▶ _Entries taken from a collection_
▼▼▼

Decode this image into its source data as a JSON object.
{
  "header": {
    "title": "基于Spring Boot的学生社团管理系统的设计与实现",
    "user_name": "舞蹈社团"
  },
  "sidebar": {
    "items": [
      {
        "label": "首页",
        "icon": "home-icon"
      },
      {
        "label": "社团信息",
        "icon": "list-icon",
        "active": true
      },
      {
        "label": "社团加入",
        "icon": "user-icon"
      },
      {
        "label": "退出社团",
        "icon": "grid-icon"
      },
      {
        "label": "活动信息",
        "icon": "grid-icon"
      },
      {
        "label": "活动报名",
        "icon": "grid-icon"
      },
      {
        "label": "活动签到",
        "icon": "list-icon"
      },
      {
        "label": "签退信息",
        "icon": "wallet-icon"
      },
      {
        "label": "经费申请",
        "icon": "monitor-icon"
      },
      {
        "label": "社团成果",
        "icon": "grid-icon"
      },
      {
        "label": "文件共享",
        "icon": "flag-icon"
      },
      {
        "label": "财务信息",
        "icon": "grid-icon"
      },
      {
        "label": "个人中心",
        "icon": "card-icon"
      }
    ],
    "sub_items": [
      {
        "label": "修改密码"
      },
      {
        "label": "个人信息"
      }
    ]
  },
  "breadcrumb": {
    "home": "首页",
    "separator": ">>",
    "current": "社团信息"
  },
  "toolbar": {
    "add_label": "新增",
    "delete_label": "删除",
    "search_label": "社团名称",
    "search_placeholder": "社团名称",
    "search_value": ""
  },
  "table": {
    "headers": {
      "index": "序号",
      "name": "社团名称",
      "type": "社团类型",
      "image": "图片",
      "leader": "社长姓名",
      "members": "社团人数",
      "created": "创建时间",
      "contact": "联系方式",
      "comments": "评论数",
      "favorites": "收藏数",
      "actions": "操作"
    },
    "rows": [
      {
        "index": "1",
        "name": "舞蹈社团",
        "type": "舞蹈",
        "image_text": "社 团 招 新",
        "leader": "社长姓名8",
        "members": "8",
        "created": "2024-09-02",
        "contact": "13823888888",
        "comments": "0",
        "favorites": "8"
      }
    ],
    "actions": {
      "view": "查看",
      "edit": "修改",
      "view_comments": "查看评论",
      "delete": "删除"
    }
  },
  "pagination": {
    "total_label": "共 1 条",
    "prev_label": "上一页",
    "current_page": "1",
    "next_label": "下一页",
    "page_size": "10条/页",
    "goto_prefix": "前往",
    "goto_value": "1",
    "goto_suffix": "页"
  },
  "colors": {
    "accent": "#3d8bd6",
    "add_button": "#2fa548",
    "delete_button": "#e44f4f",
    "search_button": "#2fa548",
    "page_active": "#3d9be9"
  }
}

▲▲▲

▶ _SET TASK_
Reproduce the full set of records precisely.

▶ _RIGHT ANSWER_
Decode this image into its source data as a JSON object.
{
  "header": {
    "title": "基于Spring Boot的学生社团管理系统的设计与实现",
    "user_name": "舞蹈社团"
  },
  "sidebar": {
    "items": [
      {
        "label": "首页",
        "icon": "home-icon"
      },
      {
        "label": "社团信息",
        "icon": "list-icon",
        "active": true
      },
      {
        "label": "社团加入",
        "icon": "user-icon"
      },
      {
        "label": "退出社团",
        "icon": "grid-icon"
      },
      {
        "label": "活动信息",
        "icon": "grid-icon"
      },
      {
        "label": "活动报名",
        "icon": "grid-icon"
      },
      {
        "label": "活动签到",
        "icon": "list-icon"
      },
      {
        "label": "签退信息",
        "icon": "wallet-icon"
      },
      {
        "label": "经费申请",
        "icon": "monitor-icon"
      },
      {
        "label": "社团成果",
        "icon": "grid-icon"
      },
      {
        "label": "文件共享",
        "icon": "flag-icon"
      },
      {
        "label": "财务信息",
        "icon": "grid-icon"
      },
      {
        "label": "个人中心",
        "icon": "card-icon"
      }
    ],
    "sub_items": [
      {
        "label": "修改密码"
      },
      {
        "label": "个人信息"
      }
    ]
  },
  "breadcrumb": {
    "home": "首页",
    "separator": ">>",
    "current": "社团信息"
  },
  "toolbar": {
    "add_label": "新增",
    "delete_label": "删除",
    "search_label": "社团名称",
    "search_placeholder": "社团名称",
    "search_value": ""
  },
  "table": {
    "headers": {
      "index": "序号",
      "name": "社团名称",
      "type": "社团类型",
      "image": "图片",
      "leader": "社长姓名",
      "members": "社团人数",
      "created": "创建时间",
      "contact": "联系方式",
      "comments": "评论数",
      "favorites": "收藏数",
      "actions": "操作"
    },
    "rows": [
      {
        "index": "1",
        "name": "舞蹈社团",
        "type": "舞蹈",
        "image_text": "社 团 招 新",
        "leader": "社长姓名8",
        "members": "8",
        "created": "2024-09-02",
        "contact": "13823888888",
        "comments": "0",
        "favorites": "8"
      }
    ],
    "actions": {
      "view": "查看",
      "edit": "修改",
      "view_comments": "查看评论",
      "delete": "删除"
    }
  },
  "pagination": {
    "total_label": "共 1 条",
    "prev_label": "上一页",
    "current_page": "1",
    "next_label": "下一页",
    "page_size": "10条/页",
    "goto_prefix": "前往",
    "goto_value": "1",
    "goto_suffix": "页"
  },
  "colors": {
    "accent": "#3d8bd6",
    "add_button": "#2fa548",
    "delete_button": "#e44f4f",
    "search_button": "#2fa548",
    "page_active": "#3d9be9"
  }
}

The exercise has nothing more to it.